DATASET RECORDS -
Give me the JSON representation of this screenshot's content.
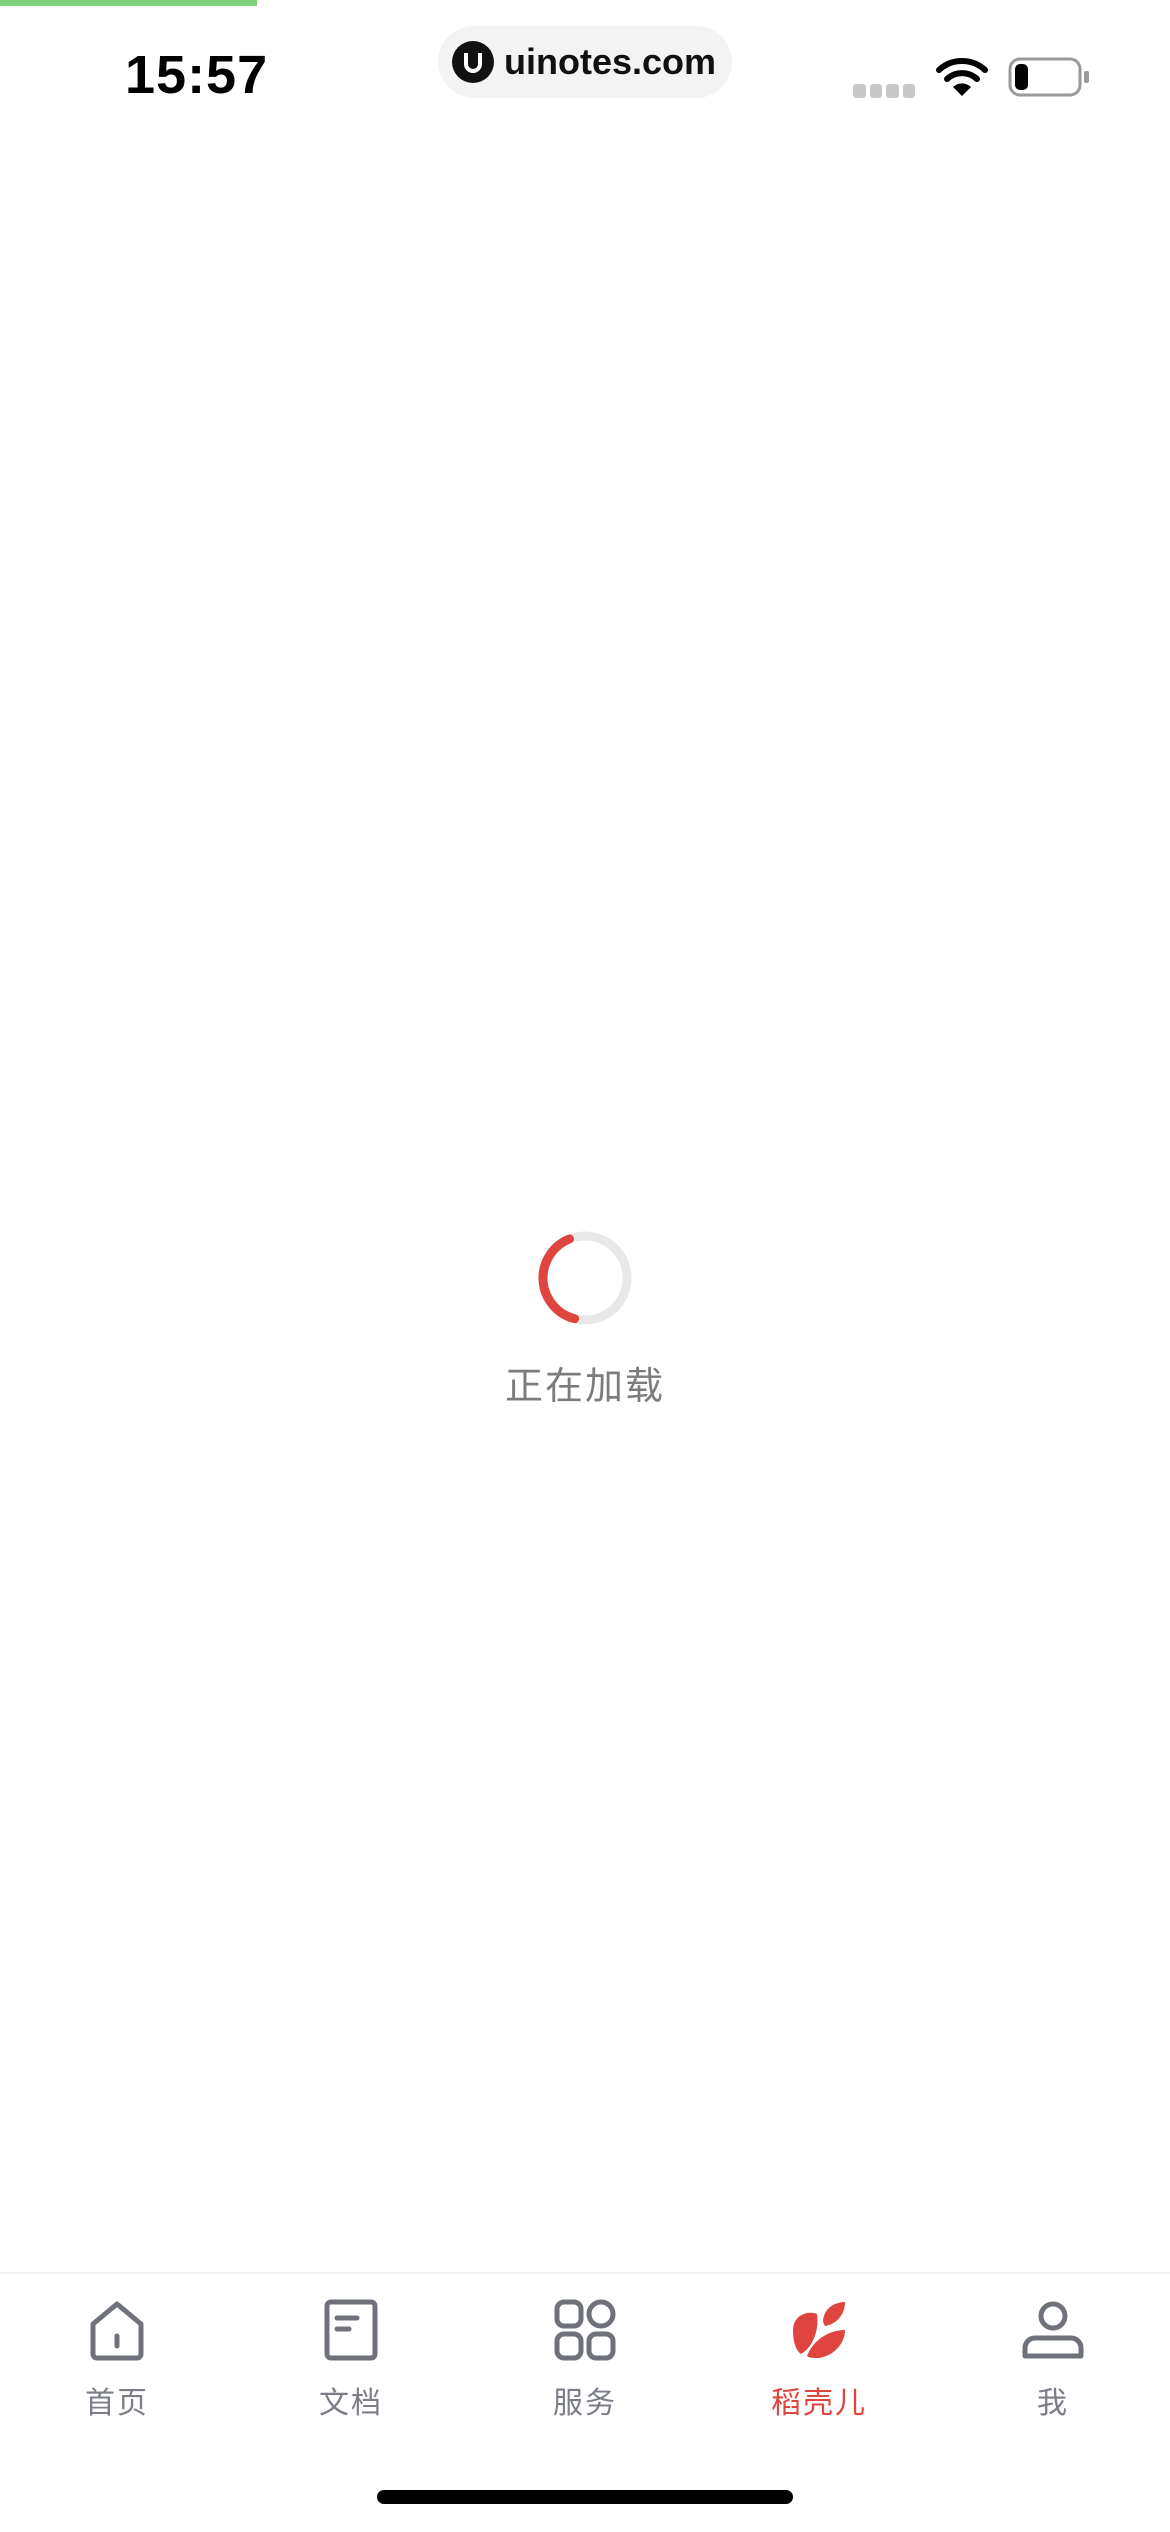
{
  "status_bar": {
    "time": "15:57",
    "url": "uinotes.com"
  },
  "page_load_progress": 0.22,
  "loading": {
    "text": "正在加载",
    "spinner_color": "#e0443e",
    "progress": 0.4
  },
  "tabs": [
    {
      "label": "首页",
      "icon": "home-icon",
      "active": false
    },
    {
      "label": "文档",
      "icon": "document-icon",
      "active": false
    },
    {
      "label": "服务",
      "icon": "grid-icon",
      "active": false
    },
    {
      "label": "稻壳儿",
      "icon": "leaf-icon",
      "active": true
    },
    {
      "label": "我",
      "icon": "user-icon",
      "active": false
    }
  ],
  "colors": {
    "accent": "#e0443e",
    "inactive": "#7b7e86",
    "progress": "#7fd27a"
  }
}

EXERCISE - What you return should match the records above word for word, minus the pictures.

ANSWER IN FULL -
Give me the JSON representation of this screenshot's content.
{
  "status_bar": {
    "time": "15:57",
    "url": "uinotes.com"
  },
  "page_load_progress": 0.22,
  "loading": {
    "text": "正在加载",
    "spinner_color": "#e0443e",
    "progress": 0.4
  },
  "tabs": [
    {
      "label": "首页",
      "icon": "home-icon",
      "active": false
    },
    {
      "label": "文档",
      "icon": "document-icon",
      "active": false
    },
    {
      "label": "服务",
      "icon": "grid-icon",
      "active": false
    },
    {
      "label": "稻壳儿",
      "icon": "leaf-icon",
      "active": true
    },
    {
      "label": "我",
      "icon": "user-icon",
      "active": false
    }
  ],
  "colors": {
    "accent": "#e0443e",
    "inactive": "#7b7e86",
    "progress": "#7fd27a"
  }
}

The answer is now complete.